● **Study material**
-=-=-
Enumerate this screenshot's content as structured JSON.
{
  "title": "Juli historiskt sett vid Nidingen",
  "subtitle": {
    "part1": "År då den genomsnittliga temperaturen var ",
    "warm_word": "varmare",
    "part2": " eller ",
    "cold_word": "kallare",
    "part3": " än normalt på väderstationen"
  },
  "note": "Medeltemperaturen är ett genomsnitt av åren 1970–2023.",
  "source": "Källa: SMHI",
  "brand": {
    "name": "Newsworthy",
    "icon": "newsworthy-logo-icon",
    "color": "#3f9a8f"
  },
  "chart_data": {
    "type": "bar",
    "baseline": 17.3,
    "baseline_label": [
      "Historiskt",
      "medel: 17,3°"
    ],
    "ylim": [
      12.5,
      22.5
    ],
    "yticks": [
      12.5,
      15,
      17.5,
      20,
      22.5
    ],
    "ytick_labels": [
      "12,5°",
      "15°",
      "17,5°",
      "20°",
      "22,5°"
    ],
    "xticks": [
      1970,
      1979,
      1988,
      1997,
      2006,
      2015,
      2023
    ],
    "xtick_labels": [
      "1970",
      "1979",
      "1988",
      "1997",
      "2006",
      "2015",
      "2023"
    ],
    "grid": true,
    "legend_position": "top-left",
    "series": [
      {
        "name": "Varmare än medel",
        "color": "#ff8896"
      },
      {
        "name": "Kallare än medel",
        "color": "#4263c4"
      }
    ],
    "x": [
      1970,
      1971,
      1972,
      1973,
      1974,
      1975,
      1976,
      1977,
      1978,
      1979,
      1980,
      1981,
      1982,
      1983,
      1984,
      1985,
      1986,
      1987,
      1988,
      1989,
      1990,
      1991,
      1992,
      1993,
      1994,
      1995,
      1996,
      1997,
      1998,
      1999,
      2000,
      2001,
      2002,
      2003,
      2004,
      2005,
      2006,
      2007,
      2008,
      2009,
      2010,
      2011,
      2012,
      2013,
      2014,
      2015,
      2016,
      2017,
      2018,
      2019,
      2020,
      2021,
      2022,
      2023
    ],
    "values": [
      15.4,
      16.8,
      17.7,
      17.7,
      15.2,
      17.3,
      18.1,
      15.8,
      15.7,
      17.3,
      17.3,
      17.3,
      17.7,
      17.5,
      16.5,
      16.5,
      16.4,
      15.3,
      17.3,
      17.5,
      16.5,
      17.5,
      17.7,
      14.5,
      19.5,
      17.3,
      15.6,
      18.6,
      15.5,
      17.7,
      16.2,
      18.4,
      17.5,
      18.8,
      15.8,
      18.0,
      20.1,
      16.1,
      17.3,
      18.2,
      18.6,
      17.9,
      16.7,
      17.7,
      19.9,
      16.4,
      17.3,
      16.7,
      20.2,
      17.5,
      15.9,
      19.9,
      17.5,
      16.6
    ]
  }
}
-=-=-
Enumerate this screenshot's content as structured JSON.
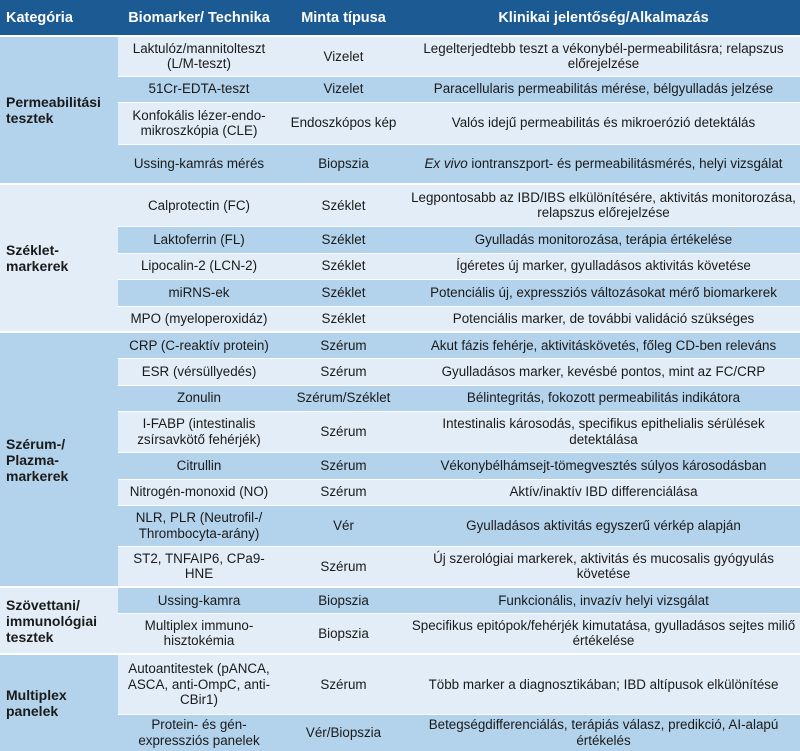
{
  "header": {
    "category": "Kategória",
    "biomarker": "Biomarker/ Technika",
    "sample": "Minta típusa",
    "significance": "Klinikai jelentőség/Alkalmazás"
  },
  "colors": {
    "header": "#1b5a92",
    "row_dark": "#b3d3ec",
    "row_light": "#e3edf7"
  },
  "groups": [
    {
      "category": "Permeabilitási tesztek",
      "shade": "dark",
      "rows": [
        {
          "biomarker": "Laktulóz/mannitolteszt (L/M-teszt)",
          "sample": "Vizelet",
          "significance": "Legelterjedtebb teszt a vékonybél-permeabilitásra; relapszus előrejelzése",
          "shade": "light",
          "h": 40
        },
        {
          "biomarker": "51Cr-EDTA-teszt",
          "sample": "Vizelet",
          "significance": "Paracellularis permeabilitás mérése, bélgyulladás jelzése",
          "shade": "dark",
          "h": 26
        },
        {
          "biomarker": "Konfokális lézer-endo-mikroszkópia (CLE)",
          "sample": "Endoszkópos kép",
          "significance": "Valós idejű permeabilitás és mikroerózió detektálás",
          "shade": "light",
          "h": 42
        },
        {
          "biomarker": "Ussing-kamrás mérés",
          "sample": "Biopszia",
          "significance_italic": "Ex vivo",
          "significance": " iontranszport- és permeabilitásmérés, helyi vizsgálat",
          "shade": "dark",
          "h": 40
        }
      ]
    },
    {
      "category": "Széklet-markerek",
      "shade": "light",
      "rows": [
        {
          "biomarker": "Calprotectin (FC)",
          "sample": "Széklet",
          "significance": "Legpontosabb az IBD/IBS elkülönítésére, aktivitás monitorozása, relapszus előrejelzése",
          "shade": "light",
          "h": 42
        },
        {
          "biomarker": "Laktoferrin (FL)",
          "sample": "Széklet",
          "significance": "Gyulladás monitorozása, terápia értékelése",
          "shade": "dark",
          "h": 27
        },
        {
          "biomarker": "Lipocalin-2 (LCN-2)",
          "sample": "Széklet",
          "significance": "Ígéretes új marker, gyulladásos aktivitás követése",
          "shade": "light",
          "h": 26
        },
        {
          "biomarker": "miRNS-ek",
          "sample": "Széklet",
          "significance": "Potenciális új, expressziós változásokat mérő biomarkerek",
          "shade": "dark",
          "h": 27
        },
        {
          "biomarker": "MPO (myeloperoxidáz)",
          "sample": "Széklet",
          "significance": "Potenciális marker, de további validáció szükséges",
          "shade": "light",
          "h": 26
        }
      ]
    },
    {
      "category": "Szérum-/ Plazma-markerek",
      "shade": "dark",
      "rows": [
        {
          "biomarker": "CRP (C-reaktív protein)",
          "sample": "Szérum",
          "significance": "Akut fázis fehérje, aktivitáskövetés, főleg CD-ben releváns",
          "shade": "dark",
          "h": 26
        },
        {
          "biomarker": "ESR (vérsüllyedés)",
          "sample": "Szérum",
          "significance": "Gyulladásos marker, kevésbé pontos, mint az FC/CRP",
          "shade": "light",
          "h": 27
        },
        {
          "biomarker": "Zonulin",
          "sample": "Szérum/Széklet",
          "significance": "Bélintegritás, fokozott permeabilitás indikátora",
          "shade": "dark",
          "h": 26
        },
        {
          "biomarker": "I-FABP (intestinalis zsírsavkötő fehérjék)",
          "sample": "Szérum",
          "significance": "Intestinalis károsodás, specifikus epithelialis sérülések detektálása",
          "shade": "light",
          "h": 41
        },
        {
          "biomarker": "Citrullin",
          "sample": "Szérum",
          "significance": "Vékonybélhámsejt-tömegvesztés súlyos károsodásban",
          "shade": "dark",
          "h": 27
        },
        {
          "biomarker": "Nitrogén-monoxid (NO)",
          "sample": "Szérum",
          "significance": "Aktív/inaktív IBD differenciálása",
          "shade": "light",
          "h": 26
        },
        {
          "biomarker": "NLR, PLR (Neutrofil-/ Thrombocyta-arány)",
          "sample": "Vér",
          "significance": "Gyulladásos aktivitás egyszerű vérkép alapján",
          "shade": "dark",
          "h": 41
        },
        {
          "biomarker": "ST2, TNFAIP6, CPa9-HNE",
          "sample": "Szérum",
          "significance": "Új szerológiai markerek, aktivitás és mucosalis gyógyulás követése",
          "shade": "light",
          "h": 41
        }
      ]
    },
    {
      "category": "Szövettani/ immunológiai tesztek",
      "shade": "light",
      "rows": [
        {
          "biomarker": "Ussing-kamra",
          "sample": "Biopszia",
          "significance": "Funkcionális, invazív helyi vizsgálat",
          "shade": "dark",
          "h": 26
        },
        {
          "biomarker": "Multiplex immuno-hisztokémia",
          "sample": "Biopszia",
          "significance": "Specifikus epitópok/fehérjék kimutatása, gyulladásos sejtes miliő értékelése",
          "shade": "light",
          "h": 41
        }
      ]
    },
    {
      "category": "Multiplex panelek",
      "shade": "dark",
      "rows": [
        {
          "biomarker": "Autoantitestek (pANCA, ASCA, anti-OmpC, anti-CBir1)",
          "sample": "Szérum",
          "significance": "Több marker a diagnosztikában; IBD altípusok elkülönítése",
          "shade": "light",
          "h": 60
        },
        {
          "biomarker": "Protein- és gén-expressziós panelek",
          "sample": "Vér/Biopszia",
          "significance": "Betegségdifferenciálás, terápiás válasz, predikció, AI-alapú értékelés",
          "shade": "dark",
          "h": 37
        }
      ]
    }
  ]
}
-=-=-
● **Activity**
Scan the material above for lines that contain the string "name", and copy each such line.

● **Response to the task**
    "name": "Newsworthy",
        "name": "Varmare än medel",
        "name": "Kallare än medel",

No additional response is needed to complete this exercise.